Can you pull out each line of the data below that includes the word "this"?

**** Dataset records ****

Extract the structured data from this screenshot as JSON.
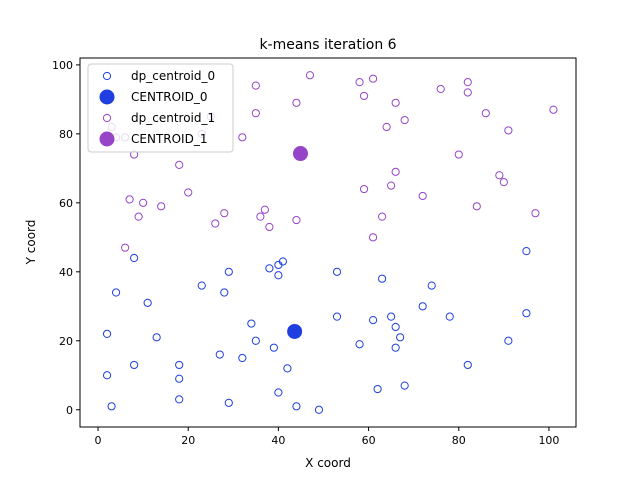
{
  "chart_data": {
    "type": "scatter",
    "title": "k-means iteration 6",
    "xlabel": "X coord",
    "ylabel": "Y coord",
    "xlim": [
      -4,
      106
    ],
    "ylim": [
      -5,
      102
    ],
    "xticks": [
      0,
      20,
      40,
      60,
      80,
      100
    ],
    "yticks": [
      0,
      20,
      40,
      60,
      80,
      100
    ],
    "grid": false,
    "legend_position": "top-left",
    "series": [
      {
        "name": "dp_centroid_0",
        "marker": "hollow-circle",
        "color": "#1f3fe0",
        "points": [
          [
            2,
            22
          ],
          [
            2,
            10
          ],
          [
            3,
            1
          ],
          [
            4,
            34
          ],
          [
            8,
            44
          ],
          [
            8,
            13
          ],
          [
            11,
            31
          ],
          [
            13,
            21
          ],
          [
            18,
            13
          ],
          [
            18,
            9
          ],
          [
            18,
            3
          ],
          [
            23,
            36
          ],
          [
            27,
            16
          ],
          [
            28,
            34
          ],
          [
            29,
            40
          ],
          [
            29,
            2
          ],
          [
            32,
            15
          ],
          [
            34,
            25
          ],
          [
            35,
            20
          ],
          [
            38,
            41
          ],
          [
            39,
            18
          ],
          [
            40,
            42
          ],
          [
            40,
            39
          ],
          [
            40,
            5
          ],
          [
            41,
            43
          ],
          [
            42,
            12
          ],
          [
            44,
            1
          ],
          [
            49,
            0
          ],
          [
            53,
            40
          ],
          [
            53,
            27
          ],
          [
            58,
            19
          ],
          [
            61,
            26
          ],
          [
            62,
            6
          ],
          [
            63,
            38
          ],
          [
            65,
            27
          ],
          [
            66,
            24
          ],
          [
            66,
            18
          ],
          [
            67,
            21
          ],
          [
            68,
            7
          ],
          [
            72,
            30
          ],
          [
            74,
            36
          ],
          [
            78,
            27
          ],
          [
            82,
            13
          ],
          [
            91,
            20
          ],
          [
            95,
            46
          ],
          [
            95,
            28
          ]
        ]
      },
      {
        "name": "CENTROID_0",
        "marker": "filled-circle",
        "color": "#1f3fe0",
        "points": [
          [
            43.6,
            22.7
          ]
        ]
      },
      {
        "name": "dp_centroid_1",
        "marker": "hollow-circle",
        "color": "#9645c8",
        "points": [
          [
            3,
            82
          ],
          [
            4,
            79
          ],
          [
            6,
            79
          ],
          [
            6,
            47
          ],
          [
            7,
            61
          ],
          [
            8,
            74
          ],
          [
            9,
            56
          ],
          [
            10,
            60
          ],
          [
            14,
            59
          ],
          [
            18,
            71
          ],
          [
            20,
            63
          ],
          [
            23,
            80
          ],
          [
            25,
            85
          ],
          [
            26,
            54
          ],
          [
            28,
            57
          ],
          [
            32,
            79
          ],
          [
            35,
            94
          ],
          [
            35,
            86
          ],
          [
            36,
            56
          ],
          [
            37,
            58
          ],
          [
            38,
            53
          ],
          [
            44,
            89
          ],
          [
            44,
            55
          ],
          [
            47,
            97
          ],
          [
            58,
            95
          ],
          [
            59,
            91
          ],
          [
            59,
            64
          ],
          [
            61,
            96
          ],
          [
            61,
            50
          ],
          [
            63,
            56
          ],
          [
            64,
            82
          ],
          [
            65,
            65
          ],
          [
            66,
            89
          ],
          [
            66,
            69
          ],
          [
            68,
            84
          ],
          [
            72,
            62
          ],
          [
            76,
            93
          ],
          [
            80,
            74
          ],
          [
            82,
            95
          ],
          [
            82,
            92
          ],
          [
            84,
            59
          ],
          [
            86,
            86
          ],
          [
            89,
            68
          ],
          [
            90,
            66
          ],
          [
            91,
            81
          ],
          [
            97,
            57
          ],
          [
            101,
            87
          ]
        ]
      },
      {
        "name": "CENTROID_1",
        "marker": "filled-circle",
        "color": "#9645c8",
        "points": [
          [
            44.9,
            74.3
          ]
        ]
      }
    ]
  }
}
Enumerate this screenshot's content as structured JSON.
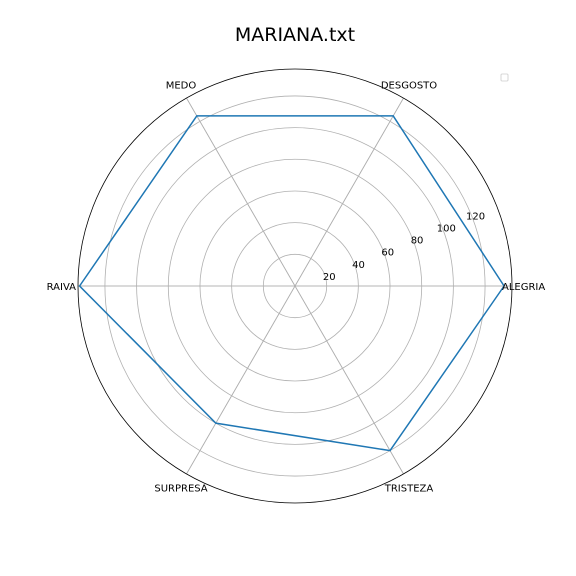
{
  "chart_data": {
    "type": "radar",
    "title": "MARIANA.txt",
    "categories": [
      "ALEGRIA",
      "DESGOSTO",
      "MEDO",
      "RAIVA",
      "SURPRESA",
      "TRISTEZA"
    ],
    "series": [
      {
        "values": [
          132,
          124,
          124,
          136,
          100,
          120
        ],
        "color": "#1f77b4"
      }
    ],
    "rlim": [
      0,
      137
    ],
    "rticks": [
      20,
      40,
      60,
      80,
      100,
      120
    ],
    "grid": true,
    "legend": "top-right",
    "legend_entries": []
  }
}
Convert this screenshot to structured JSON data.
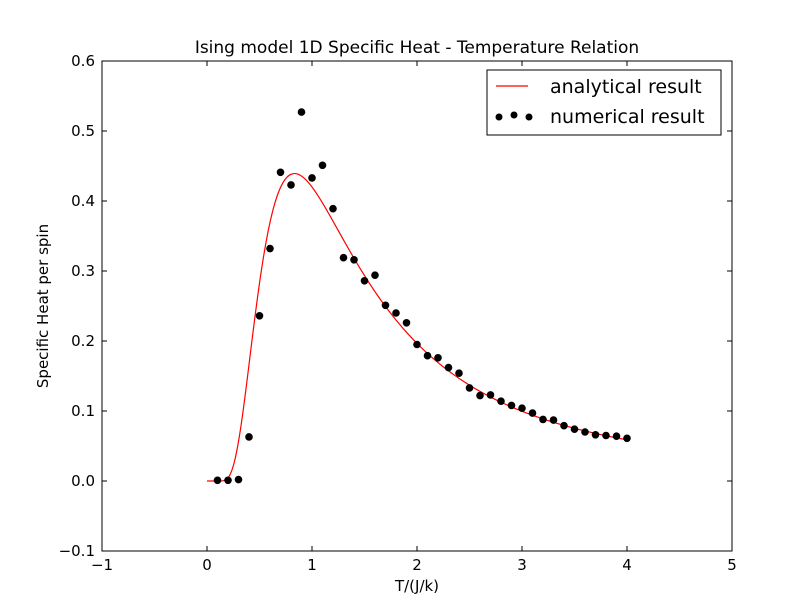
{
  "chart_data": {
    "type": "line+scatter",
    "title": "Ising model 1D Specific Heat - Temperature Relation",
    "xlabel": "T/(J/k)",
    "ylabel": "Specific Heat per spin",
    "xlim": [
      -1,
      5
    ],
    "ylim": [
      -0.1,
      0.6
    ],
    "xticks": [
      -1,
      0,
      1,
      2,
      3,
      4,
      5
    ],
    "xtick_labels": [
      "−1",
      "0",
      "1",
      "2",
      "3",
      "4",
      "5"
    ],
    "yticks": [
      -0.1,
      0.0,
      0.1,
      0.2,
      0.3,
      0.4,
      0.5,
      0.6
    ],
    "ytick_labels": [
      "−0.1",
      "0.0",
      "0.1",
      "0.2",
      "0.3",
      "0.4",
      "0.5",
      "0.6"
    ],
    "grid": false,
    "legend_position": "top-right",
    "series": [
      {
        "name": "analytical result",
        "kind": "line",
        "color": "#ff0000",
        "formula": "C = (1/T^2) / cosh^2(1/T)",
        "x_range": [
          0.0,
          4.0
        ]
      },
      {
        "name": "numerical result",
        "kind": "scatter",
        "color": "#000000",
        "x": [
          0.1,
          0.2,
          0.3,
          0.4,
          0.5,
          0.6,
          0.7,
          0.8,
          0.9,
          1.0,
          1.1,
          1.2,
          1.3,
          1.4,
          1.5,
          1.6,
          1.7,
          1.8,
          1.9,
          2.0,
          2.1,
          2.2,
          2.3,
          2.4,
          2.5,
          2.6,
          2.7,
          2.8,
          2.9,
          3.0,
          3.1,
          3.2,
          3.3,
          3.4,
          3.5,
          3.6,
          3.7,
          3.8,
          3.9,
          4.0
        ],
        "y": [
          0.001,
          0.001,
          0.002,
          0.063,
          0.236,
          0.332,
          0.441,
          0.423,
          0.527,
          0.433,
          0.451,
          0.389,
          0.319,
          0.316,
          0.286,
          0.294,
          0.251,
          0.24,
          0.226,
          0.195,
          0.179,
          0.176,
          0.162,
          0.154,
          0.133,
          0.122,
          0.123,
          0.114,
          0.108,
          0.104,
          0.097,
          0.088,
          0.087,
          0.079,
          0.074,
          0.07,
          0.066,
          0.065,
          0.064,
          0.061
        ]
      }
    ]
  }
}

****

* Exercise answer:
Extract the structured data from this screenshot as JSON.
Enumerate this screenshot's content as structured JSON.
Convert this screenshot to structured JSON data.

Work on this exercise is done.